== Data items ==
========================

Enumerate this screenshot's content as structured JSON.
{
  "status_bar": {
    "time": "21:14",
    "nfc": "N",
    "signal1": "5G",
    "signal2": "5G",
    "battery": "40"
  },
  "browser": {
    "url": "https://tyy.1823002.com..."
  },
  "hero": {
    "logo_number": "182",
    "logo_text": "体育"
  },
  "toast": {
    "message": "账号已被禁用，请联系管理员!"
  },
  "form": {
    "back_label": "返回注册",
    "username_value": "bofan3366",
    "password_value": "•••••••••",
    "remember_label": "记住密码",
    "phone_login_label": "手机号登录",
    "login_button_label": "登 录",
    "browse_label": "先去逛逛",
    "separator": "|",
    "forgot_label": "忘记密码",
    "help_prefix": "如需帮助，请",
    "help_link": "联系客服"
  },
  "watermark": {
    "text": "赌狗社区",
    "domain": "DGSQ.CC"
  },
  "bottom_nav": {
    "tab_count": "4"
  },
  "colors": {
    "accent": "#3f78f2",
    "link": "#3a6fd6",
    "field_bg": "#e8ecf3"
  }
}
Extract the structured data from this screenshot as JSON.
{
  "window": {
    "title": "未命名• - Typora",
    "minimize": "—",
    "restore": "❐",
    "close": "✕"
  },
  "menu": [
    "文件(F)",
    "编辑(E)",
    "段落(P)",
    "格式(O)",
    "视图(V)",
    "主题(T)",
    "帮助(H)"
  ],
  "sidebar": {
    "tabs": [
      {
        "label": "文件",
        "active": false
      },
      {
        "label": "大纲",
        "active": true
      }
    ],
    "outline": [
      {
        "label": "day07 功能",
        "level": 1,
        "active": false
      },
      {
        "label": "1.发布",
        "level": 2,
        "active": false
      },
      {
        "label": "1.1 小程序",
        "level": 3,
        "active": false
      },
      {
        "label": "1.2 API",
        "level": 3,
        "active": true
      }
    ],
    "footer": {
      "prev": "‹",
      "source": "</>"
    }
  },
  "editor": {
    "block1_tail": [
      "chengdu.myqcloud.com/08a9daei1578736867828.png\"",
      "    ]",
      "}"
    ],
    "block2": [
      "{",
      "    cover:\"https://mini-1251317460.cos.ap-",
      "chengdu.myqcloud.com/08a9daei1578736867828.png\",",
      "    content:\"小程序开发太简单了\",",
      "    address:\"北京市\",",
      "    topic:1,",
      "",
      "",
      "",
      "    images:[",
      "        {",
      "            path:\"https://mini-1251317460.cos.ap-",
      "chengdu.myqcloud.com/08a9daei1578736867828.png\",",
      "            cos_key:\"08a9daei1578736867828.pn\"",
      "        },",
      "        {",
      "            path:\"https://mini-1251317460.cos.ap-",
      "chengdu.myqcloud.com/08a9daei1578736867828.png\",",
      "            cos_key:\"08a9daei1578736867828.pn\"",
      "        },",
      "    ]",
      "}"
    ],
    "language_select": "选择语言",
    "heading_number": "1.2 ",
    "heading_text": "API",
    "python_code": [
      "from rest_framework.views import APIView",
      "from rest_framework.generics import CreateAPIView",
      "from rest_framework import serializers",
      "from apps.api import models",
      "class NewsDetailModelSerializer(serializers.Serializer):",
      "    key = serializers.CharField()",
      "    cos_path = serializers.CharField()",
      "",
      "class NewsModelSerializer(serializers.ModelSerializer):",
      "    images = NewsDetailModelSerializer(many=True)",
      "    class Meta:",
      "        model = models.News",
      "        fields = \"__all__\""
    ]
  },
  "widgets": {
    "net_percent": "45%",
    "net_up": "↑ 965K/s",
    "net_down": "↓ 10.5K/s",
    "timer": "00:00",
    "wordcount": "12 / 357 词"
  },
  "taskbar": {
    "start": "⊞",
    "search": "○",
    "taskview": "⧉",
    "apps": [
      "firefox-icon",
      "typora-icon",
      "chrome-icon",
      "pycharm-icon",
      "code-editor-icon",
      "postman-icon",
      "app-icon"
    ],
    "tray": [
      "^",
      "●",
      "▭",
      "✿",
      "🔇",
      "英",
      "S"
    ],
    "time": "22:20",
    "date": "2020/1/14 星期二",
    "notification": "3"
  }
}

========================

Reproduce the records in full, exactly as written.

Enumerate this screenshot's content as structured JSON.
{
  "status_bar": {
    "time": "21:14",
    "nfc": "N",
    "signal1": "5G",
    "signal2": "5G",
    "battery": "40"
  },
  "browser": {
    "url": "https://tyy.1823002.com..."
  },
  "hero": {
    "logo_number": "182",
    "logo_text": "体育"
  },
  "toast": {
    "message": "账号已被禁用，请联系管理员!"
  },
  "form": {
    "back_label": "返回注册",
    "username_value": "bofan3366",
    "password_value": "•••••••••",
    "remember_label": "记住密码",
    "phone_login_label": "手机号登录",
    "login_button_label": "登 录",
    "browse_label": "先去逛逛",
    "separator": "|",
    "forgot_label": "忘记密码",
    "help_prefix": "如需帮助，请",
    "help_link": "联系客服"
  },
  "watermark": {
    "text": "赌狗社区",
    "domain": "DGSQ.CC"
  },
  "bottom_nav": {
    "tab_count": "4"
  },
  "colors": {
    "accent": "#3f78f2",
    "link": "#3a6fd6",
    "field_bg": "#e8ecf3"
  }
}
Extract the structured data from this screenshot as JSON.
{
  "window": {
    "title": "未命名• - Typora",
    "minimize": "—",
    "restore": "❐",
    "close": "✕"
  },
  "menu": [
    "文件(F)",
    "编辑(E)",
    "段落(P)",
    "格式(O)",
    "视图(V)",
    "主题(T)",
    "帮助(H)"
  ],
  "sidebar": {
    "tabs": [
      {
        "label": "文件",
        "active": false
      },
      {
        "label": "大纲",
        "active": true
      }
    ],
    "outline": [
      {
        "label": "day07 功能",
        "level": 1,
        "active": false
      },
      {
        "label": "1.发布",
        "level": 2,
        "active": false
      },
      {
        "label": "1.1 小程序",
        "level": 3,
        "active": false
      },
      {
        "label": "1.2 API",
        "level": 3,
        "active": true
      }
    ],
    "footer": {
      "prev": "‹",
      "source": "</>"
    }
  },
  "editor": {
    "block1_tail": [
      "chengdu.myqcloud.com/08a9daei1578736867828.png\"",
      "    ]",
      "}"
    ],
    "block2": [
      "{",
      "    cover:\"https://mini-1251317460.cos.ap-",
      "chengdu.myqcloud.com/08a9daei1578736867828.png\",",
      "    content:\"小程序开发太简单了\",",
      "    address:\"北京市\",",
      "    topic:1,",
      "",
      "",
      "",
      "    images:[",
      "        {",
      "            path:\"https://mini-1251317460.cos.ap-",
      "chengdu.myqcloud.com/08a9daei1578736867828.png\",",
      "            cos_key:\"08a9daei1578736867828.pn\"",
      "        },",
      "        {",
      "            path:\"https://mini-1251317460.cos.ap-",
      "chengdu.myqcloud.com/08a9daei1578736867828.png\",",
      "            cos_key:\"08a9daei1578736867828.pn\"",
      "        },",
      "    ]",
      "}"
    ],
    "language_select": "选择语言",
    "heading_number": "1.2 ",
    "heading_text": "API",
    "python_code": [
      "from rest_framework.views import APIView",
      "from rest_framework.generics import CreateAPIView",
      "from rest_framework import serializers",
      "from apps.api import models",
      "class NewsDetailModelSerializer(serializers.Serializer):",
      "    key = serializers.CharField()",
      "    cos_path = serializers.CharField()",
      "",
      "class NewsModelSerializer(serializers.ModelSerializer):",
      "    images = NewsDetailModelSerializer(many=True)",
      "    class Meta:",
      "        model = models.News",
      "        fields = \"__all__\""
    ]
  },
  "widgets": {
    "net_percent": "45%",
    "net_up": "↑ 965K/s",
    "net_down": "↓ 10.5K/s",
    "timer": "00:00",
    "wordcount": "12 / 357 词"
  },
  "taskbar": {
    "start": "⊞",
    "search": "○",
    "taskview": "⧉",
    "apps": [
      "firefox-icon",
      "typora-icon",
      "chrome-icon",
      "pycharm-icon",
      "code-editor-icon",
      "postman-icon",
      "app-icon"
    ],
    "tray": [
      "^",
      "●",
      "▭",
      "✿",
      "🔇",
      "英",
      "S"
    ],
    "time": "22:20",
    "date": "2020/1/14 星期二",
    "notification": "3"
  }
}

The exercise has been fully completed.